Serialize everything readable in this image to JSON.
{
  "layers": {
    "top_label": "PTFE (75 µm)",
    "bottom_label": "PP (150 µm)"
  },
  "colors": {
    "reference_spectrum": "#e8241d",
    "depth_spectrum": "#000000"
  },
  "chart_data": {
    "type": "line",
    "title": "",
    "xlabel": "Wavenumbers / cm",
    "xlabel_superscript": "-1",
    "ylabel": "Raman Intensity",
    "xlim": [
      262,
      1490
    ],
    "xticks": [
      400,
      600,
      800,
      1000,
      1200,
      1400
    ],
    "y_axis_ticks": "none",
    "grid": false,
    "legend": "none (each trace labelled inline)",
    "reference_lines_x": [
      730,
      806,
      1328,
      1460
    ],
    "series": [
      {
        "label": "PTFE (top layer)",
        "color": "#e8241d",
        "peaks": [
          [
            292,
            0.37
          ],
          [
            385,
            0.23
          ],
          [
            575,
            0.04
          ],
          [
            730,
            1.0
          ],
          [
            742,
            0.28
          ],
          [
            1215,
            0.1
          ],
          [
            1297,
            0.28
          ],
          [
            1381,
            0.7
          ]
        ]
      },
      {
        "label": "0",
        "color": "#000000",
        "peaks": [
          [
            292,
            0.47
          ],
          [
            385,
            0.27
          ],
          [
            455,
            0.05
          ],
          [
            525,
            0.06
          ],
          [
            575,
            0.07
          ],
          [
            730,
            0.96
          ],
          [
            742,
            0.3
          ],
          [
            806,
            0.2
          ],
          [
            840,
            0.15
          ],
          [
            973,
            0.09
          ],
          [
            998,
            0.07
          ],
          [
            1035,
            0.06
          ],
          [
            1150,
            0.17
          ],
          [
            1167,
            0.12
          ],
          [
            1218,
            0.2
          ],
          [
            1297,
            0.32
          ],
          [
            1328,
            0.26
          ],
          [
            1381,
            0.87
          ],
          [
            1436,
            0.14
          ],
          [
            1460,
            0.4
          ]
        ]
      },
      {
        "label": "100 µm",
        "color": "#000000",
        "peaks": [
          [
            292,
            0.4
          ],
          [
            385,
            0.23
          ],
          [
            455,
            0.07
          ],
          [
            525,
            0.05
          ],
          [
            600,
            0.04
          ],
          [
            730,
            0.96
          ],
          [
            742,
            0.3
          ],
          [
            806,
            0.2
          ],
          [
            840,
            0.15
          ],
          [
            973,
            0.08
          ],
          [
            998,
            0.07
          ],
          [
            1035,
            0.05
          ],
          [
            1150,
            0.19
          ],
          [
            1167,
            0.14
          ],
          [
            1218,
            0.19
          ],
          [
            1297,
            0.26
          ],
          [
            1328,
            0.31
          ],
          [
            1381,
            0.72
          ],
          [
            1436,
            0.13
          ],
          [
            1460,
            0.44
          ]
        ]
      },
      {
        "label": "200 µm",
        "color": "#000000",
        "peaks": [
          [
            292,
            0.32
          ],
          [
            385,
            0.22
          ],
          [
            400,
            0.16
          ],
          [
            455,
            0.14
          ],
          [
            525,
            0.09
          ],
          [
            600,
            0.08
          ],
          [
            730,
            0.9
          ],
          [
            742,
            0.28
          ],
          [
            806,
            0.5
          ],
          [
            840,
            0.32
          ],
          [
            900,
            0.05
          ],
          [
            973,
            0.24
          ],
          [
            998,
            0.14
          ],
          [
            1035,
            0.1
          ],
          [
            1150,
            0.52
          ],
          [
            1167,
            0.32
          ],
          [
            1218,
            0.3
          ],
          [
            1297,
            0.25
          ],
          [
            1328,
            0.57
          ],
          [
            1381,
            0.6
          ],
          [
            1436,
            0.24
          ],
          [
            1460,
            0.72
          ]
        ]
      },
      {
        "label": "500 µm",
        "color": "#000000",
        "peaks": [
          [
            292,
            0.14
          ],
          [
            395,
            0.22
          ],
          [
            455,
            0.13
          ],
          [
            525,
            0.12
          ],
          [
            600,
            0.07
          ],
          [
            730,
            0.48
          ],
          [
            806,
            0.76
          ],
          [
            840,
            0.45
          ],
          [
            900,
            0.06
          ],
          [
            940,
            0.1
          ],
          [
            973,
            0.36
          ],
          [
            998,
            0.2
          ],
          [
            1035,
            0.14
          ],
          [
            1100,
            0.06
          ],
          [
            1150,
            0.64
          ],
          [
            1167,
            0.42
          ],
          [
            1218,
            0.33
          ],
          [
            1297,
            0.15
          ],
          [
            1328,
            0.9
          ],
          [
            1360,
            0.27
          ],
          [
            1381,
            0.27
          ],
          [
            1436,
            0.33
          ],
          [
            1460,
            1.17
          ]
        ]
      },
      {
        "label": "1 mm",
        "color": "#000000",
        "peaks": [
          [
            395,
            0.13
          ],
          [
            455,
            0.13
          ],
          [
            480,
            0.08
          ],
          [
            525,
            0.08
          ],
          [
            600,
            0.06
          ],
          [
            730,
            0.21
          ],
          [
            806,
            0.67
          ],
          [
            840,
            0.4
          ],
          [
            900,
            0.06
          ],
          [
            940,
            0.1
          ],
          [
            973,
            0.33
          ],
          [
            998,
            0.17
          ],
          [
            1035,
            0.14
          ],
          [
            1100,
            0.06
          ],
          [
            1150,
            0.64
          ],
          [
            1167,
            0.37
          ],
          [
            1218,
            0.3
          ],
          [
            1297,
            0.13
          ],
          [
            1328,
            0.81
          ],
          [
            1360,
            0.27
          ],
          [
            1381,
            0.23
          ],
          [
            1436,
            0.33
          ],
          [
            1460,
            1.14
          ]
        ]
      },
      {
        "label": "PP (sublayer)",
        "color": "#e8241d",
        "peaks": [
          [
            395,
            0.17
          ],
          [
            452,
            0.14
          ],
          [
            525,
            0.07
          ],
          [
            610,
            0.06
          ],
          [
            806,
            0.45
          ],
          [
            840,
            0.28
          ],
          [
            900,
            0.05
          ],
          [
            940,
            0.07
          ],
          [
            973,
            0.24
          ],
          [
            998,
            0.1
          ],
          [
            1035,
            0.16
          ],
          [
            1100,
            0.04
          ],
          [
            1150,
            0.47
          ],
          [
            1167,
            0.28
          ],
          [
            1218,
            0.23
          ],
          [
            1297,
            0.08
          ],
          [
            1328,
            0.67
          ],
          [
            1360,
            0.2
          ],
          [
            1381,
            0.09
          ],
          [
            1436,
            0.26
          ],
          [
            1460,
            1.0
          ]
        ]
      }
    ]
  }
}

**The task**.
Copy every record above exactly as it appears.

**The output**.
Serialize everything readable in this image to JSON.
{
  "layers": {
    "top_label": "PTFE (75 µm)",
    "bottom_label": "PP (150 µm)"
  },
  "colors": {
    "reference_spectrum": "#e8241d",
    "depth_spectrum": "#000000"
  },
  "chart_data": {
    "type": "line",
    "title": "",
    "xlabel": "Wavenumbers / cm",
    "xlabel_superscript": "-1",
    "ylabel": "Raman Intensity",
    "xlim": [
      262,
      1490
    ],
    "xticks": [
      400,
      600,
      800,
      1000,
      1200,
      1400
    ],
    "y_axis_ticks": "none",
    "grid": false,
    "legend": "none (each trace labelled inline)",
    "reference_lines_x": [
      730,
      806,
      1328,
      1460
    ],
    "series": [
      {
        "label": "PTFE (top layer)",
        "color": "#e8241d",
        "peaks": [
          [
            292,
            0.37
          ],
          [
            385,
            0.23
          ],
          [
            575,
            0.04
          ],
          [
            730,
            1.0
          ],
          [
            742,
            0.28
          ],
          [
            1215,
            0.1
          ],
          [
            1297,
            0.28
          ],
          [
            1381,
            0.7
          ]
        ]
      },
      {
        "label": "0",
        "color": "#000000",
        "peaks": [
          [
            292,
            0.47
          ],
          [
            385,
            0.27
          ],
          [
            455,
            0.05
          ],
          [
            525,
            0.06
          ],
          [
            575,
            0.07
          ],
          [
            730,
            0.96
          ],
          [
            742,
            0.3
          ],
          [
            806,
            0.2
          ],
          [
            840,
            0.15
          ],
          [
            973,
            0.09
          ],
          [
            998,
            0.07
          ],
          [
            1035,
            0.06
          ],
          [
            1150,
            0.17
          ],
          [
            1167,
            0.12
          ],
          [
            1218,
            0.2
          ],
          [
            1297,
            0.32
          ],
          [
            1328,
            0.26
          ],
          [
            1381,
            0.87
          ],
          [
            1436,
            0.14
          ],
          [
            1460,
            0.4
          ]
        ]
      },
      {
        "label": "100 µm",
        "color": "#000000",
        "peaks": [
          [
            292,
            0.4
          ],
          [
            385,
            0.23
          ],
          [
            455,
            0.07
          ],
          [
            525,
            0.05
          ],
          [
            600,
            0.04
          ],
          [
            730,
            0.96
          ],
          [
            742,
            0.3
          ],
          [
            806,
            0.2
          ],
          [
            840,
            0.15
          ],
          [
            973,
            0.08
          ],
          [
            998,
            0.07
          ],
          [
            1035,
            0.05
          ],
          [
            1150,
            0.19
          ],
          [
            1167,
            0.14
          ],
          [
            1218,
            0.19
          ],
          [
            1297,
            0.26
          ],
          [
            1328,
            0.31
          ],
          [
            1381,
            0.72
          ],
          [
            1436,
            0.13
          ],
          [
            1460,
            0.44
          ]
        ]
      },
      {
        "label": "200 µm",
        "color": "#000000",
        "peaks": [
          [
            292,
            0.32
          ],
          [
            385,
            0.22
          ],
          [
            400,
            0.16
          ],
          [
            455,
            0.14
          ],
          [
            525,
            0.09
          ],
          [
            600,
            0.08
          ],
          [
            730,
            0.9
          ],
          [
            742,
            0.28
          ],
          [
            806,
            0.5
          ],
          [
            840,
            0.32
          ],
          [
            900,
            0.05
          ],
          [
            973,
            0.24
          ],
          [
            998,
            0.14
          ],
          [
            1035,
            0.1
          ],
          [
            1150,
            0.52
          ],
          [
            1167,
            0.32
          ],
          [
            1218,
            0.3
          ],
          [
            1297,
            0.25
          ],
          [
            1328,
            0.57
          ],
          [
            1381,
            0.6
          ],
          [
            1436,
            0.24
          ],
          [
            1460,
            0.72
          ]
        ]
      },
      {
        "label": "500 µm",
        "color": "#000000",
        "peaks": [
          [
            292,
            0.14
          ],
          [
            395,
            0.22
          ],
          [
            455,
            0.13
          ],
          [
            525,
            0.12
          ],
          [
            600,
            0.07
          ],
          [
            730,
            0.48
          ],
          [
            806,
            0.76
          ],
          [
            840,
            0.45
          ],
          [
            900,
            0.06
          ],
          [
            940,
            0.1
          ],
          [
            973,
            0.36
          ],
          [
            998,
            0.2
          ],
          [
            1035,
            0.14
          ],
          [
            1100,
            0.06
          ],
          [
            1150,
            0.64
          ],
          [
            1167,
            0.42
          ],
          [
            1218,
            0.33
          ],
          [
            1297,
            0.15
          ],
          [
            1328,
            0.9
          ],
          [
            1360,
            0.27
          ],
          [
            1381,
            0.27
          ],
          [
            1436,
            0.33
          ],
          [
            1460,
            1.17
          ]
        ]
      },
      {
        "label": "1 mm",
        "color": "#000000",
        "peaks": [
          [
            395,
            0.13
          ],
          [
            455,
            0.13
          ],
          [
            480,
            0.08
          ],
          [
            525,
            0.08
          ],
          [
            600,
            0.06
          ],
          [
            730,
            0.21
          ],
          [
            806,
            0.67
          ],
          [
            840,
            0.4
          ],
          [
            900,
            0.06
          ],
          [
            940,
            0.1
          ],
          [
            973,
            0.33
          ],
          [
            998,
            0.17
          ],
          [
            1035,
            0.14
          ],
          [
            1100,
            0.06
          ],
          [
            1150,
            0.64
          ],
          [
            1167,
            0.37
          ],
          [
            1218,
            0.3
          ],
          [
            1297,
            0.13
          ],
          [
            1328,
            0.81
          ],
          [
            1360,
            0.27
          ],
          [
            1381,
            0.23
          ],
          [
            1436,
            0.33
          ],
          [
            1460,
            1.14
          ]
        ]
      },
      {
        "label": "PP (sublayer)",
        "color": "#e8241d",
        "peaks": [
          [
            395,
            0.17
          ],
          [
            452,
            0.14
          ],
          [
            525,
            0.07
          ],
          [
            610,
            0.06
          ],
          [
            806,
            0.45
          ],
          [
            840,
            0.28
          ],
          [
            900,
            0.05
          ],
          [
            940,
            0.07
          ],
          [
            973,
            0.24
          ],
          [
            998,
            0.1
          ],
          [
            1035,
            0.16
          ],
          [
            1100,
            0.04
          ],
          [
            1150,
            0.47
          ],
          [
            1167,
            0.28
          ],
          [
            1218,
            0.23
          ],
          [
            1297,
            0.08
          ],
          [
            1328,
            0.67
          ],
          [
            1360,
            0.2
          ],
          [
            1381,
            0.09
          ],
          [
            1436,
            0.26
          ],
          [
            1460,
            1.0
          ]
        ]
      }
    ]
  }
}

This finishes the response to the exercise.